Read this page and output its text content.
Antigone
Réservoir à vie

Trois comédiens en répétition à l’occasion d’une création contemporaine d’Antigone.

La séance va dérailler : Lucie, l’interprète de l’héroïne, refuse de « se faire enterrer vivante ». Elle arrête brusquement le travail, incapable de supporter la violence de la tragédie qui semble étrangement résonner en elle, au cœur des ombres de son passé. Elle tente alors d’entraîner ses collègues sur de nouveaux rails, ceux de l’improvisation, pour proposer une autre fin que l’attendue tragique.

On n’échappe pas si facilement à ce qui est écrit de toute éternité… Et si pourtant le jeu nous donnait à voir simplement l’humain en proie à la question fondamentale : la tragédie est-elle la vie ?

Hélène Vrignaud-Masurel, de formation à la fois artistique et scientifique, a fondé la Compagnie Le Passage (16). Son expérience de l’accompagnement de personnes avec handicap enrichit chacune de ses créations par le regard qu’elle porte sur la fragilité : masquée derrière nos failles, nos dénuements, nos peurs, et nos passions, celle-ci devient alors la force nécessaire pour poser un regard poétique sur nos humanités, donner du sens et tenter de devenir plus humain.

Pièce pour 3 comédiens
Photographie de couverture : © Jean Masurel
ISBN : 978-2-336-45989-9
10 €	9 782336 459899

◇ ◇ ◇ ◇

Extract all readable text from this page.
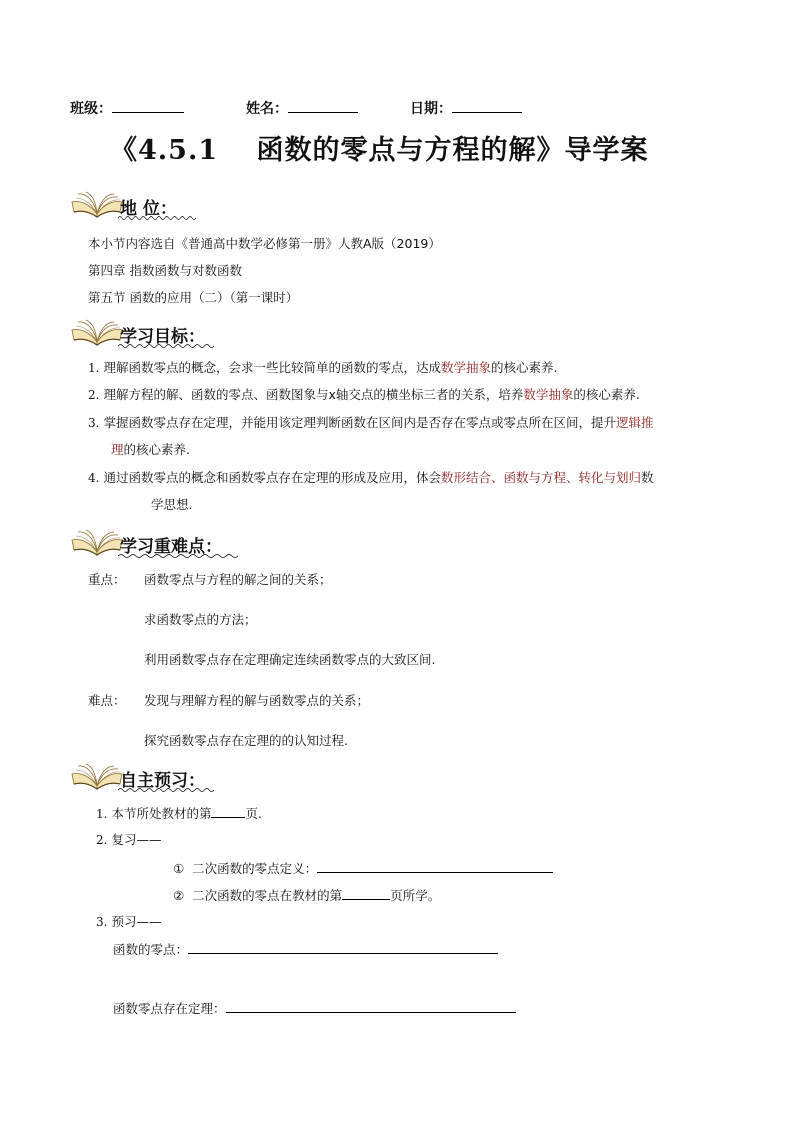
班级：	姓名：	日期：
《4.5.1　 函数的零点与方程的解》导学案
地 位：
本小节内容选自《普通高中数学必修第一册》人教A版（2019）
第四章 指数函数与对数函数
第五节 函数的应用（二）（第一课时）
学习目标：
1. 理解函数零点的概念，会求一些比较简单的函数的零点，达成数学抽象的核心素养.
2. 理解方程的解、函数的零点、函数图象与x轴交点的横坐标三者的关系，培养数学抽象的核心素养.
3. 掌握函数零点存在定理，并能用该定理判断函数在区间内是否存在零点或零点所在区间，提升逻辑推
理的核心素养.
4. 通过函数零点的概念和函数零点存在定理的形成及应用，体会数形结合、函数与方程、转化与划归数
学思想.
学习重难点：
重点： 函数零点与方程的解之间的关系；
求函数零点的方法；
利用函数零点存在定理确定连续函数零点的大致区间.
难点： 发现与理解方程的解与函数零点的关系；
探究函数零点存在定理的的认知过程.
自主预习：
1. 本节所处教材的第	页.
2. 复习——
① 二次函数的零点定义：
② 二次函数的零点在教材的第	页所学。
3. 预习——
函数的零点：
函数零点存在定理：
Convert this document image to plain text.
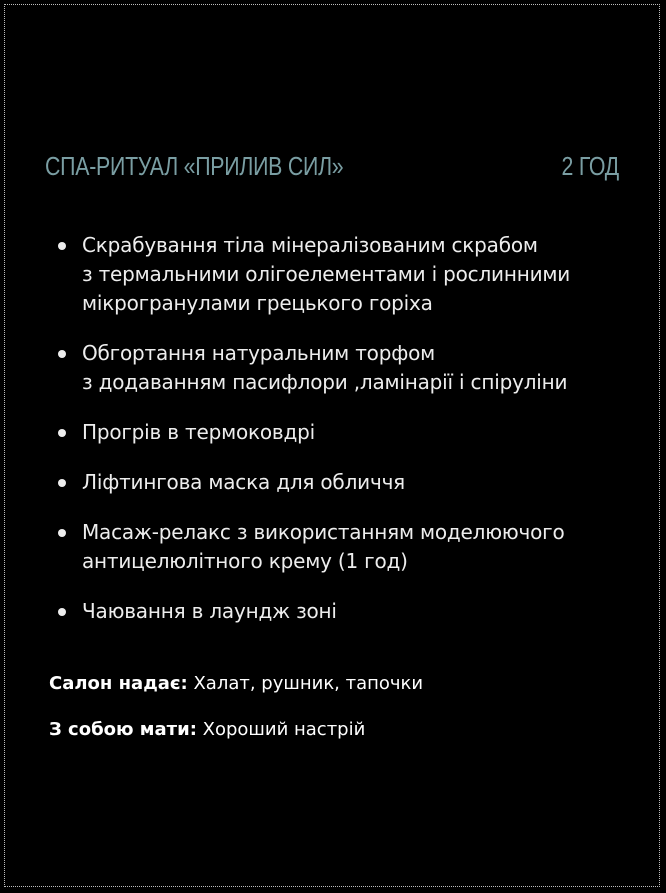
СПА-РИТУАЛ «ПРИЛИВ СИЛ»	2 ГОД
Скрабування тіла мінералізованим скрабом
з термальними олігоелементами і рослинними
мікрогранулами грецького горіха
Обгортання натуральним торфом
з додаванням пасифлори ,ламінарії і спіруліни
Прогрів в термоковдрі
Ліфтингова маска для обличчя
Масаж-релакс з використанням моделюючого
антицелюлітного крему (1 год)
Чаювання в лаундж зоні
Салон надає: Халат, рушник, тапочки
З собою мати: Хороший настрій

◇ ◇ ◇ ◇

Task details. Filter the entries down to the lines with the word "text" in them.

Final result.
Read this page and output its text content.
Extract all readable text from this page.
Convert this document image to plain text.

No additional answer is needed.